BEGIN PROVIDED PASSAGE

American newspaper in Pekin, Illinois, US

The Pekin Daily Times is an American daily newspaper published in Pekin, Illinois. It is owned by USA Today Co.

== History ==

=== Forerunners ===
Several other newspapers started in the Pekin area before the Daily Times, including the Tazewell Reporter (1839), the Pekin Weekly Visitor (1845), the Tazewell Whig (1848), Pekin Commercial Advertiser (1848), and the IIlinois Reveille (1850). In the mid-1880s, the Pekin Bulletin and the Legal Tender (a greenback newspaper) were founded. The Tazewell Mirror, which became the Tazewell County Republican in 1860, then The Pekin Post, and eventually The Pekin Post-Tribune before ceasing publication. The Pekin Daily Bulletin, the only other daily newspaper in Pekin, ran for nine months from January 3 to October 5, 1876.

END PROVIDED PASSAGE

**WHAT TO WORK ON:**
[a] According to the Pekin Daily Times history, how long did the Pekin Daily Bulletin run?
[b] Extend the Pekin Daily Times history with the passage that would come after its final sentence.
The rows that follow have nothing to do with this.

BEGIN DATA EXCERPTS

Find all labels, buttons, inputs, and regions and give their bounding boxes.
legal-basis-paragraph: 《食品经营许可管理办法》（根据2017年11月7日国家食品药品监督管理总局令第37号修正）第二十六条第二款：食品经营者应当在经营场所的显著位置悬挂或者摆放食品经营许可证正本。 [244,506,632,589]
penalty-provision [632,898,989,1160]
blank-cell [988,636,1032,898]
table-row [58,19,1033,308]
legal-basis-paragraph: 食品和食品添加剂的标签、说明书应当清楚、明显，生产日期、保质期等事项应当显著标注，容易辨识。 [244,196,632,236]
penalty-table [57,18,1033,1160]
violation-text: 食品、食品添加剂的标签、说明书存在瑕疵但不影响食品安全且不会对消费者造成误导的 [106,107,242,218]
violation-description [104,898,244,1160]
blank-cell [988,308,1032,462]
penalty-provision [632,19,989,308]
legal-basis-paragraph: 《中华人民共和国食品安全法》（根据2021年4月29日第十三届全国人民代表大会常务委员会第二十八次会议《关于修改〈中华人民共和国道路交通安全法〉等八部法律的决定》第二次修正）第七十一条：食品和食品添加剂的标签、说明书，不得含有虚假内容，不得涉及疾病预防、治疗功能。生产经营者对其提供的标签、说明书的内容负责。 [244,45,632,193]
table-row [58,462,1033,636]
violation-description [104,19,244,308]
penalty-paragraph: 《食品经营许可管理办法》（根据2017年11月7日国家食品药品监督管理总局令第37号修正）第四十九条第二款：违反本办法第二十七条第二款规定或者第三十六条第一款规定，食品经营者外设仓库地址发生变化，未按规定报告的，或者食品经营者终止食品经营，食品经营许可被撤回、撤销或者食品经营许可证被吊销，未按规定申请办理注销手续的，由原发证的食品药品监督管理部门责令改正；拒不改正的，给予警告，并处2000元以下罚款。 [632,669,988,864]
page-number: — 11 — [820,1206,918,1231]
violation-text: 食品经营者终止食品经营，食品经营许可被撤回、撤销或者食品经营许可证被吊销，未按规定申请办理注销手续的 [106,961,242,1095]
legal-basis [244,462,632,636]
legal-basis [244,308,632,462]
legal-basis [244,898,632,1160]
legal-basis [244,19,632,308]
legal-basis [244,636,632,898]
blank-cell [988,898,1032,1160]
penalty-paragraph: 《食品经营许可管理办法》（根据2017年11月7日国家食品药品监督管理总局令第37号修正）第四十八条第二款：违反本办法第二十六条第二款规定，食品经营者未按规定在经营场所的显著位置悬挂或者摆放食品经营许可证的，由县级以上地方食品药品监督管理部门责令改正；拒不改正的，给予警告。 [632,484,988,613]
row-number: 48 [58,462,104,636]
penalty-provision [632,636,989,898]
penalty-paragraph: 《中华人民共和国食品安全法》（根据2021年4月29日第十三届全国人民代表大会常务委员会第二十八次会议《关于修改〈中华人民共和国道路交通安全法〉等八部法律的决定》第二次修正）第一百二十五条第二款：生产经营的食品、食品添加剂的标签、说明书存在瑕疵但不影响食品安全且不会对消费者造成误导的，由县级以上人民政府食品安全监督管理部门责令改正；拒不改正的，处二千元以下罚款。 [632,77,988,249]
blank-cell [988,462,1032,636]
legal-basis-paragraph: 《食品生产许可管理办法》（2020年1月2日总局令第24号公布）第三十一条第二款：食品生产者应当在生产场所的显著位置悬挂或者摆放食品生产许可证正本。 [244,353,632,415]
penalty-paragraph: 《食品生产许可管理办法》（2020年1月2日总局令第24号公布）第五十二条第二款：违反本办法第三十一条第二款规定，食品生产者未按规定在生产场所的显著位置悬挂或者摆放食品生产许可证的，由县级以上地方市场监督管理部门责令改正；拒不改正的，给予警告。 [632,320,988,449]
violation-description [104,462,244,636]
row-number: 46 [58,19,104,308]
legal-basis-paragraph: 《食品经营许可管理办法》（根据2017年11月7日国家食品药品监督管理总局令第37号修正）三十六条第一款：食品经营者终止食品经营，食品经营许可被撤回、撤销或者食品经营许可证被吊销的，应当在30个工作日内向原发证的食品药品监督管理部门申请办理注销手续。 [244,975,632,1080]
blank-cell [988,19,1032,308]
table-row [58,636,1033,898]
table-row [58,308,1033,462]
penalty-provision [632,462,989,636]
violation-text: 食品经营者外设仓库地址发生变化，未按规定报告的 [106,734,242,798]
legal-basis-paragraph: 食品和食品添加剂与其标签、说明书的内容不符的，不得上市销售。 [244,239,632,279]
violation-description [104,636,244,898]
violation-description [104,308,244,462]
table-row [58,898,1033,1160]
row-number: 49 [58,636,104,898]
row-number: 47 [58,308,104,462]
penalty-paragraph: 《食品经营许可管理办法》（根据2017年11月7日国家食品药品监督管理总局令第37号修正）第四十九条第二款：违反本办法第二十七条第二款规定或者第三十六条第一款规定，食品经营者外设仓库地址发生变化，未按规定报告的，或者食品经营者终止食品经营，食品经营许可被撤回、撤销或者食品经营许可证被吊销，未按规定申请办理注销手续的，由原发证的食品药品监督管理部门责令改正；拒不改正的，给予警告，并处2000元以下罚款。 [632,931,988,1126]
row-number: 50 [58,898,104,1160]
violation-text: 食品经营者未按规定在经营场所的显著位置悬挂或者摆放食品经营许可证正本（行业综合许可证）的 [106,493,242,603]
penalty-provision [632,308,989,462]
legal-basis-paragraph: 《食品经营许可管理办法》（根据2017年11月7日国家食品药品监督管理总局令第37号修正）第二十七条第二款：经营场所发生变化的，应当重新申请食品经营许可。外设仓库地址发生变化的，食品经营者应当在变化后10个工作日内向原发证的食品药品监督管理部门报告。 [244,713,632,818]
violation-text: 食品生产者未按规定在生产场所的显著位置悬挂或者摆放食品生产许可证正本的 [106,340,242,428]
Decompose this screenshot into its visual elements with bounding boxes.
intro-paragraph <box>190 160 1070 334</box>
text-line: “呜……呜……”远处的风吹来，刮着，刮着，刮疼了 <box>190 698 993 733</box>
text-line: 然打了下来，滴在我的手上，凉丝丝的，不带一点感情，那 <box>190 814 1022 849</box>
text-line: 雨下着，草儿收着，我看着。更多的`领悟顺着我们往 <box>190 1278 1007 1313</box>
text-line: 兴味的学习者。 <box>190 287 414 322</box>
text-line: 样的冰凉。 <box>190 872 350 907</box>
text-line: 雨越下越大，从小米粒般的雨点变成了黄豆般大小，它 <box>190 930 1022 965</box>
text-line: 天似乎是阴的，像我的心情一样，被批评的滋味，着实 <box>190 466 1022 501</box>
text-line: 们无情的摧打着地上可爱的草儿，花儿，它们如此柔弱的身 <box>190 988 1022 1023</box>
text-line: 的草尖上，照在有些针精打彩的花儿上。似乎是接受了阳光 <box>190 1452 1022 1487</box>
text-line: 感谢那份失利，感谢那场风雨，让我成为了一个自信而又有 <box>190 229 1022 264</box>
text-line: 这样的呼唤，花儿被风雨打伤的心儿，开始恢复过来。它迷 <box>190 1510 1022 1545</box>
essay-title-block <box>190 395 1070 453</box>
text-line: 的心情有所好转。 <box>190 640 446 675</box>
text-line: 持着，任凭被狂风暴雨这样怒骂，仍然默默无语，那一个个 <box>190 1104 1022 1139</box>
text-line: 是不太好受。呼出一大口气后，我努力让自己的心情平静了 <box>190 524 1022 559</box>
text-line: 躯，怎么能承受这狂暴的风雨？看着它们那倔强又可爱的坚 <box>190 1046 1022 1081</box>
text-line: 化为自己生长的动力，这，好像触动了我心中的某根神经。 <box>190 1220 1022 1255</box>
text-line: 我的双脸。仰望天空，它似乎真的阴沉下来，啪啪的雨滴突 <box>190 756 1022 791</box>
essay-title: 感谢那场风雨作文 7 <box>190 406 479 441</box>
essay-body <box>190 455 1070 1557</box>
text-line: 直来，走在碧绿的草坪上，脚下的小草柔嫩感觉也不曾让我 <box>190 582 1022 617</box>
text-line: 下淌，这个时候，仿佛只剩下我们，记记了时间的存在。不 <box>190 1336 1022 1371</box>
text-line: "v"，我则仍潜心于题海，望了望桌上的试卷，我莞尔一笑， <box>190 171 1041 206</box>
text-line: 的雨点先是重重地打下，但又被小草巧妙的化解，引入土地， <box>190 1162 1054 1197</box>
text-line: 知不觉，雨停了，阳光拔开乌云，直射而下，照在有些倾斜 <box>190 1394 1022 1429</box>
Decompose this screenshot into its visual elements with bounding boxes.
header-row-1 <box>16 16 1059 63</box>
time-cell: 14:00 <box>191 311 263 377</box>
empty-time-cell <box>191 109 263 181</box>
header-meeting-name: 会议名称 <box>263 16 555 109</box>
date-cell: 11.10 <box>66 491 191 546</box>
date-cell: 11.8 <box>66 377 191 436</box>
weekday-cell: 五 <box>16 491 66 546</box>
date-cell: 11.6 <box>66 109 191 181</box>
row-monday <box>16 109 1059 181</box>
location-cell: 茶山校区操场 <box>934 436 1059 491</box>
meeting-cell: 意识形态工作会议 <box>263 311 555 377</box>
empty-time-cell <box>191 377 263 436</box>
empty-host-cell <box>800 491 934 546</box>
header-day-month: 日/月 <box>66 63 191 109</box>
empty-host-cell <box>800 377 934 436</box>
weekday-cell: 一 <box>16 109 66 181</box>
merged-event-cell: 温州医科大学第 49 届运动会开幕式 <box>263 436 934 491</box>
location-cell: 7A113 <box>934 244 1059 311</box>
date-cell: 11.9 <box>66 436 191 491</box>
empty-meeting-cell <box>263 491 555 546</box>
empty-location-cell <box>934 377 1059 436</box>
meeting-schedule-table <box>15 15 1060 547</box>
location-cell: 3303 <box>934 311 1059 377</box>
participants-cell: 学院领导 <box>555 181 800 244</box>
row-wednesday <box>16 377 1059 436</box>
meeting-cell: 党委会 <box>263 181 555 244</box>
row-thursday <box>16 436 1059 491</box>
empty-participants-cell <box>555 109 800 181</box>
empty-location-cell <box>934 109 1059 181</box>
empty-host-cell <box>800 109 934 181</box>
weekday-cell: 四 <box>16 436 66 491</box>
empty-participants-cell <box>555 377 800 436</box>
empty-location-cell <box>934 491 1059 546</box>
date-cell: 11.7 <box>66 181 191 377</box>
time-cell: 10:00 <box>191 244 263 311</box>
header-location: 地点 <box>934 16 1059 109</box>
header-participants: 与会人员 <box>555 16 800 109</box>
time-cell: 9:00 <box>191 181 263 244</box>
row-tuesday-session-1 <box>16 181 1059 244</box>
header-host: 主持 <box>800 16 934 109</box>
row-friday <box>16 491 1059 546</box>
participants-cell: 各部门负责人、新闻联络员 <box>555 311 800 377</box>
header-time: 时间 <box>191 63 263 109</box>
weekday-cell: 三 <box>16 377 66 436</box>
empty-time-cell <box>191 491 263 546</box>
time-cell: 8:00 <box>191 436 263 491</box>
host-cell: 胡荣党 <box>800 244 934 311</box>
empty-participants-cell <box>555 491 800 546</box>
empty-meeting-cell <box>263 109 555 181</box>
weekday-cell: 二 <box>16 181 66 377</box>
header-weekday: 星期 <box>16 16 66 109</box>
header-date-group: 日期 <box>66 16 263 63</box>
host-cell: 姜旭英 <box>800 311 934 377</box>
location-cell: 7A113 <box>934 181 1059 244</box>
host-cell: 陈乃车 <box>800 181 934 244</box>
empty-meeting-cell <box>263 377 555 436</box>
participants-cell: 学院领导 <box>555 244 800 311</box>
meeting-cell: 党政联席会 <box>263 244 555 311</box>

END DATA EXCERPTS

**ANSWERS GIVEN:**
[a] Nine months, from January 3 to October 5, 1876.

[b]
In 1852, a short-lived German language newspaper Per Wachteram Illinois was published. Circa 1875, John Hoffman started a German weekly called the Pekin Freie Press. This publication was sold to Albert Weiss, then to Jacob Schmidt in 1914. During World War I, this newspaper was changed to English language and renamed it Free Press; it was published until 1934.

The Pekin Plaindealer was established in 1856, succeeded by the Tazewell Register, which changed its name to the Pekin Times circa 1880.

=== Pekin Daily Times ===
The Daily Times was founded by Joseph B. Irwin and W. T. Dowdall as a daily on January 1, 1881. It was a four-page broadsheet with five columns of text per page. A related weekly newspaper, The Pekin Weekly Times, had begun in 1873.

In 1906, the Daily Times was headquartered in a building adjacent to the Zerwekh Building on Fourth Street and Elizabeth Street. The Daily Times purchased its last Pekin-based rival, the Tribune, around the same time. The building housed a vaudeville theater, and then a dance hall.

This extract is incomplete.